Reproduce every entry exactly.

| Data shown |
>>
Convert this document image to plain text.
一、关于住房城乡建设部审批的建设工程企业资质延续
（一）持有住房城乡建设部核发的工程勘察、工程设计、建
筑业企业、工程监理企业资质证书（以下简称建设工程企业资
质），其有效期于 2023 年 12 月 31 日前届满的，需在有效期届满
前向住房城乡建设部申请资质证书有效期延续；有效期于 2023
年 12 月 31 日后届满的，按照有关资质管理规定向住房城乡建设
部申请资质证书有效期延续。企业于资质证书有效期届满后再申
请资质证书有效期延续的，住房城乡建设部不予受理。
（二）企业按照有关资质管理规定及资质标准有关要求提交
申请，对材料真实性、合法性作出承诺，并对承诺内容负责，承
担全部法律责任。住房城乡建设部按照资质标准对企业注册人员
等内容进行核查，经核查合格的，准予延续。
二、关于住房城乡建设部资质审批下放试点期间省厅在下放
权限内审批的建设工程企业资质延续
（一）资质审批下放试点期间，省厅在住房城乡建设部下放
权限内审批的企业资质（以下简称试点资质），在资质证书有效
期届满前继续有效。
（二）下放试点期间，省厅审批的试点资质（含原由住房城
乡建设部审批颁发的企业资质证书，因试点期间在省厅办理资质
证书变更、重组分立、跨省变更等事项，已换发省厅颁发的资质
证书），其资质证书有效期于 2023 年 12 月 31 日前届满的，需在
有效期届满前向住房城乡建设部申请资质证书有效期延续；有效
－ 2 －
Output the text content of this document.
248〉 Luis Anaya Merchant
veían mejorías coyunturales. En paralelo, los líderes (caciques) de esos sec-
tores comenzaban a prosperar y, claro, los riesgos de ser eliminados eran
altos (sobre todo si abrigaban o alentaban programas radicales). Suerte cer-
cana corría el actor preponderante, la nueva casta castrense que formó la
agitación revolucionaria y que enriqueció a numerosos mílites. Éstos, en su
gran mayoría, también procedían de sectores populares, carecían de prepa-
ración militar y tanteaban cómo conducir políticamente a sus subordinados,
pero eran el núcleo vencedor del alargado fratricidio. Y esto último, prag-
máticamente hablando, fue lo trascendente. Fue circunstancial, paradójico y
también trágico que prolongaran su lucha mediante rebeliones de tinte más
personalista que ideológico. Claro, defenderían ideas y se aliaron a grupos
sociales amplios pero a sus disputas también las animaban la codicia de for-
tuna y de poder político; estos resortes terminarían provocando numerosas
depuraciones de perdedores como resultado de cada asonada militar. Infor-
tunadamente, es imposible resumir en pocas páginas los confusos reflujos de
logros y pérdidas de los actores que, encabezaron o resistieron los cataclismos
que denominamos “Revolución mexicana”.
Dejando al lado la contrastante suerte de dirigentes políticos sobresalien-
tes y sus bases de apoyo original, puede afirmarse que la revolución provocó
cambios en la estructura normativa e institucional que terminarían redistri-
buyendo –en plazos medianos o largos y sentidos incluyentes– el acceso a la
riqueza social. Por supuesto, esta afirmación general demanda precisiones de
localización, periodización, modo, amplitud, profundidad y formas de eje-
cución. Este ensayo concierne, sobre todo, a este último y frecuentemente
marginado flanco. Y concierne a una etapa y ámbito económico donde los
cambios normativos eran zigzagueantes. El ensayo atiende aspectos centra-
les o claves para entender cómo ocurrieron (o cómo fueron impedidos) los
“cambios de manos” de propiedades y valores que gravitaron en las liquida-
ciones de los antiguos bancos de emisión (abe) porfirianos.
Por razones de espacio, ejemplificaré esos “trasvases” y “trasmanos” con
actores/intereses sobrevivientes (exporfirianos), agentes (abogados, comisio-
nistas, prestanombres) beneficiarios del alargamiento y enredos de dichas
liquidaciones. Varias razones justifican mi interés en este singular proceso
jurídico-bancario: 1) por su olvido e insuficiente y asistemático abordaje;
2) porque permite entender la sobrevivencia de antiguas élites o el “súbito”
<<
| Correct response |
Convert this document image to plain text.
一、关于住房城乡建设部审批的建设工程企业资质延续
（一）持有住房城乡建设部核发的工程勘察、工程设计、建
筑业企业、工程监理企业资质证书（以下简称建设工程企业资
质），其有效期于 2023 年 12 月 31 日前届满的，需在有效期届满
前向住房城乡建设部申请资质证书有效期延续；有效期于 2023
年 12 月 31 日后届满的，按照有关资质管理规定向住房城乡建设
部申请资质证书有效期延续。企业于资质证书有效期届满后再申
请资质证书有效期延续的，住房城乡建设部不予受理。
（二）企业按照有关资质管理规定及资质标准有关要求提交
申请，对材料真实性、合法性作出承诺，并对承诺内容负责，承
担全部法律责任。住房城乡建设部按照资质标准对企业注册人员
等内容进行核查，经核查合格的，准予延续。
二、关于住房城乡建设部资质审批下放试点期间省厅在下放
权限内审批的建设工程企业资质延续
（一）资质审批下放试点期间，省厅在住房城乡建设部下放
权限内审批的企业资质（以下简称试点资质），在资质证书有效
期届满前继续有效。
（二）下放试点期间，省厅审批的试点资质（含原由住房城
乡建设部审批颁发的企业资质证书，因试点期间在省厅办理资质
证书变更、重组分立、跨省变更等事项，已换发省厅颁发的资质
证书），其资质证书有效期于 2023 年 12 月 31 日前届满的，需在
有效期届满前向住房城乡建设部申请资质证书有效期延续；有效
－ 2 －
Output the text content of this document.
248〉 Luis Anaya Merchant
veían mejorías coyunturales. En paralelo, los líderes (caciques) de esos sec-
tores comenzaban a prosperar y, claro, los riesgos de ser eliminados eran
altos (sobre todo si abrigaban o alentaban programas radicales). Suerte cer-
cana corría el actor preponderante, la nueva casta castrense que formó la
agitación revolucionaria y que enriqueció a numerosos mílites. Éstos, en su
gran mayoría, también procedían de sectores populares, carecían de prepa-
ración militar y tanteaban cómo conducir políticamente a sus subordinados,
pero eran el núcleo vencedor del alargado fratricidio. Y esto último, prag-
máticamente hablando, fue lo trascendente. Fue circunstancial, paradójico y
también trágico que prolongaran su lucha mediante rebeliones de tinte más
personalista que ideológico. Claro, defenderían ideas y se aliaron a grupos
sociales amplios pero a sus disputas también las animaban la codicia de for-
tuna y de poder político; estos resortes terminarían provocando numerosas
depuraciones de perdedores como resultado de cada asonada militar. Infor-
tunadamente, es imposible resumir en pocas páginas los confusos reflujos de
logros y pérdidas de los actores que, encabezaron o resistieron los cataclismos
que denominamos “Revolución mexicana”.
Dejando al lado la contrastante suerte de dirigentes políticos sobresalien-
tes y sus bases de apoyo original, puede afirmarse que la revolución provocó
cambios en la estructura normativa e institucional que terminarían redistri-
buyendo –en plazos medianos o largos y sentidos incluyentes– el acceso a la
riqueza social. Por supuesto, esta afirmación general demanda precisiones de
localización, periodización, modo, amplitud, profundidad y formas de eje-
cución. Este ensayo concierne, sobre todo, a este último y frecuentemente
marginado flanco. Y concierne a una etapa y ámbito económico donde los
cambios normativos eran zigzagueantes. El ensayo atiende aspectos centra-
les o claves para entender cómo ocurrieron (o cómo fueron impedidos) los
“cambios de manos” de propiedades y valores que gravitaron en las liquida-
ciones de los antiguos bancos de emisión (abe) porfirianos.
Por razones de espacio, ejemplificaré esos “trasvases” y “trasmanos” con
actores/intereses sobrevivientes (exporfirianos), agentes (abogados, comisio-
nistas, prestanombres) beneficiarios del alargamiento y enredos de dichas
liquidaciones. Varias razones justifican mi interés en este singular proceso
jurídico-bancario: 1) por su olvido e insuficiente y asistemático abordaje;
2) porque permite entender la sobrevivencia de antiguas élites o el “súbito”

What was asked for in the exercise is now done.